(Stored data)

>>>

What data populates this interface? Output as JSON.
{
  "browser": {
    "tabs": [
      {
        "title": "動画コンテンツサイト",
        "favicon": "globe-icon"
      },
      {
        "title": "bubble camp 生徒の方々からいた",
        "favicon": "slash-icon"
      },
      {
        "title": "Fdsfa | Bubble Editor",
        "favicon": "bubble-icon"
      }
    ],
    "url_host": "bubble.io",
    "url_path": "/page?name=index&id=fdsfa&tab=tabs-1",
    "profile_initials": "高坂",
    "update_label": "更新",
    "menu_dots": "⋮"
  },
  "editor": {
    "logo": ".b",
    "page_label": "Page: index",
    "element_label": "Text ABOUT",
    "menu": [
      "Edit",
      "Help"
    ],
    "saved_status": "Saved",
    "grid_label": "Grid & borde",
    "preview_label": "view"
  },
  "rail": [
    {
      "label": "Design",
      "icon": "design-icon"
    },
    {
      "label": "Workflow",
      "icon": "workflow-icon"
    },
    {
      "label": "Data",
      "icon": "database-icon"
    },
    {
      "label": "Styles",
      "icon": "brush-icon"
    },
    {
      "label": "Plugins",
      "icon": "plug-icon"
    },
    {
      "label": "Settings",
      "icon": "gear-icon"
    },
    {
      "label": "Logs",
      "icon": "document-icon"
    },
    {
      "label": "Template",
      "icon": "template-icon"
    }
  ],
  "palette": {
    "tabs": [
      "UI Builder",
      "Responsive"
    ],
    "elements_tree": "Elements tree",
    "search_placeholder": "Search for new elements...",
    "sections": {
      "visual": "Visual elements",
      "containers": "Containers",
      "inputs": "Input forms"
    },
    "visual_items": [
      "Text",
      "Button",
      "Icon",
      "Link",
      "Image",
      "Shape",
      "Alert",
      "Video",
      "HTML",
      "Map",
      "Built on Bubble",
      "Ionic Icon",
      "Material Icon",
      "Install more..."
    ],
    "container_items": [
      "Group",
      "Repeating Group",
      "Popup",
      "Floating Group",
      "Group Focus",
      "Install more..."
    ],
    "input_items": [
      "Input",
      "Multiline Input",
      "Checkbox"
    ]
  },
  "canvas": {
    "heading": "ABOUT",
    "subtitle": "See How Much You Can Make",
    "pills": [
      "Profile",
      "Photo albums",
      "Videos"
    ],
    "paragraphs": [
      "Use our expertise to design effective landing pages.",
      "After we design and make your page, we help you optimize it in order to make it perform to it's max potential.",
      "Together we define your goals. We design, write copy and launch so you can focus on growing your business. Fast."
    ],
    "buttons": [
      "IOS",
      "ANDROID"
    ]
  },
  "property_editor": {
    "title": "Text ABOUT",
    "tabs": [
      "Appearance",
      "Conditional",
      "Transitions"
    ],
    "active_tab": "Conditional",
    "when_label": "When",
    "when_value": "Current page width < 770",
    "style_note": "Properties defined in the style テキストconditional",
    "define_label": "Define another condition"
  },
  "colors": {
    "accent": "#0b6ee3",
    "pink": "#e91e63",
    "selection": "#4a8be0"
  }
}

<<<

EXERCISE TASK
Print every entry exactly as written.

ANSWER TO THIS PROBLEM
What data populates this interface? Output as JSON.
{
  "browser": {
    "tabs": [
      {
        "title": "動画コンテンツサイト",
        "favicon": "globe-icon"
      },
      {
        "title": "bubble camp 生徒の方々からいた",
        "favicon": "slash-icon"
      },
      {
        "title": "Fdsfa | Bubble Editor",
        "favicon": "bubble-icon"
      }
    ],
    "url_host": "bubble.io",
    "url_path": "/page?name=index&id=fdsfa&tab=tabs-1",
    "profile_initials": "高坂",
    "update_label": "更新",
    "menu_dots": "⋮"
  },
  "editor": {
    "logo": ".b",
    "page_label": "Page: index",
    "element_label": "Text ABOUT",
    "menu": [
      "Edit",
      "Help"
    ],
    "saved_status": "Saved",
    "grid_label": "Grid & borde",
    "preview_label": "view"
  },
  "rail": [
    {
      "label": "Design",
      "icon": "design-icon"
    },
    {
      "label": "Workflow",
      "icon": "workflow-icon"
    },
    {
      "label": "Data",
      "icon": "database-icon"
    },
    {
      "label": "Styles",
      "icon": "brush-icon"
    },
    {
      "label": "Plugins",
      "icon": "plug-icon"
    },
    {
      "label": "Settings",
      "icon": "gear-icon"
    },
    {
      "label": "Logs",
      "icon": "document-icon"
    },
    {
      "label": "Template",
      "icon": "template-icon"
    }
  ],
  "palette": {
    "tabs": [
      "UI Builder",
      "Responsive"
    ],
    "elements_tree": "Elements tree",
    "search_placeholder": "Search for new elements...",
    "sections": {
      "visual": "Visual elements",
      "containers": "Containers",
      "inputs": "Input forms"
    },
    "visual_items": [
      "Text",
      "Button",
      "Icon",
      "Link",
      "Image",
      "Shape",
      "Alert",
      "Video",
      "HTML",
      "Map",
      "Built on Bubble",
      "Ionic Icon",
      "Material Icon",
      "Install more..."
    ],
    "container_items": [
      "Group",
      "Repeating Group",
      "Popup",
      "Floating Group",
      "Group Focus",
      "Install more..."
    ],
    "input_items": [
      "Input",
      "Multiline Input",
      "Checkbox"
    ]
  },
  "canvas": {
    "heading": "ABOUT",
    "subtitle": "See How Much You Can Make",
    "pills": [
      "Profile",
      "Photo albums",
      "Videos"
    ],
    "paragraphs": [
      "Use our expertise to design effective landing pages.",
      "After we design and make your page, we help you optimize it in order to make it perform to it's max potential.",
      "Together we define your goals. We design, write copy and launch so you can focus on growing your business. Fast."
    ],
    "buttons": [
      "IOS",
      "ANDROID"
    ]
  },
  "property_editor": {
    "title": "Text ABOUT",
    "tabs": [
      "Appearance",
      "Conditional",
      "Transitions"
    ],
    "active_tab": "Conditional",
    "when_label": "When",
    "when_value": "Current page width < 770",
    "style_note": "Properties defined in the style テキストconditional",
    "define_label": "Define another condition"
  },
  "colors": {
    "accent": "#0b6ee3",
    "pink": "#e91e63",
    "selection": "#4a8be0"
  }
}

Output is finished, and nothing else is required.